Apart from the pictures, every entry should be reproduced exactly.

======== Given data ========

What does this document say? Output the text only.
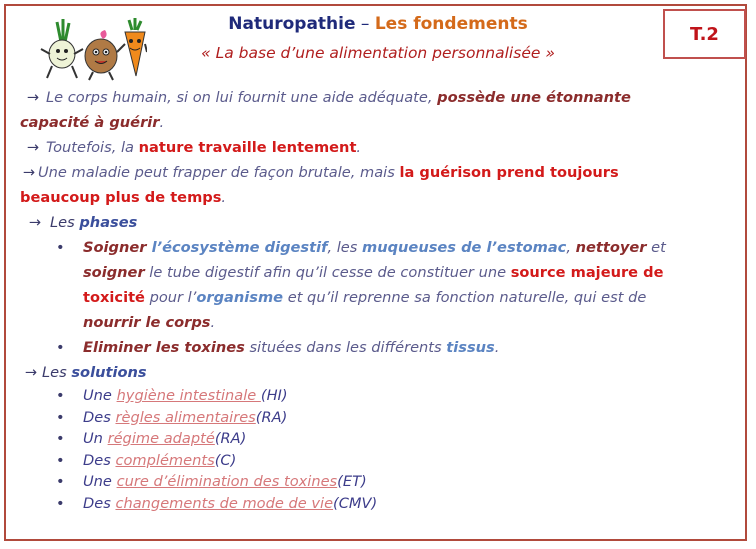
Naturopathie – Les fondements
« La base d’une alimentation personnalisée »
T.2
→ Le corps humain, si on lui fournit une aide adéquate, possède une étonnante
capacité à guérir.
→ Toutefois, la nature travaille lentement.
→ Une maladie peut frapper de façon brutale, mais la guérison prend toujours
beaucoup plus de temps.
→ Les phases
• Soigner l’écosystème digestif, les muqueuses de l’estomac, nettoyer et
soigner le tube digestif afin qu’il cesse de constituer une source majeure de
toxicité pour l’organisme et qu’il reprenne sa fonction naturelle, qui est de
nourrir le corps.
• Eliminer les toxines situées dans les différents tissus.
→ Les solutions
• Une hygiène intestinale (HI)
• Des règles alimentaires(RA)
• Un régime adapté(RA)
• Des compléments(C)
• Une cure d’élimination des toxines(ET)
• Des changements de mode de vie(CMV)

========

[Solution for this problem]
What does this document say? Output the text only.
Naturopathie – Les fondements
« La base d’une alimentation personnalisée »
T.2
→ Le corps humain, si on lui fournit une aide adéquate, possède une étonnante
capacité à guérir.
→ Toutefois, la nature travaille lentement.
→ Une maladie peut frapper de façon brutale, mais la guérison prend toujours
beaucoup plus de temps.
→ Les phases
• Soigner l’écosystème digestif, les muqueuses de l’estomac, nettoyer et
soigner le tube digestif afin qu’il cesse de constituer une source majeure de
toxicité pour l’organisme et qu’il reprenne sa fonction naturelle, qui est de
nourrir le corps.
• Eliminer les toxines situées dans les différents tissus.
→ Les solutions
• Une hygiène intestinale (HI)
• Des règles alimentaires(RA)
• Un régime adapté(RA)
• Des compléments(C)
• Une cure d’élimination des toxines(ET)
• Des changements de mode de vie(CMV)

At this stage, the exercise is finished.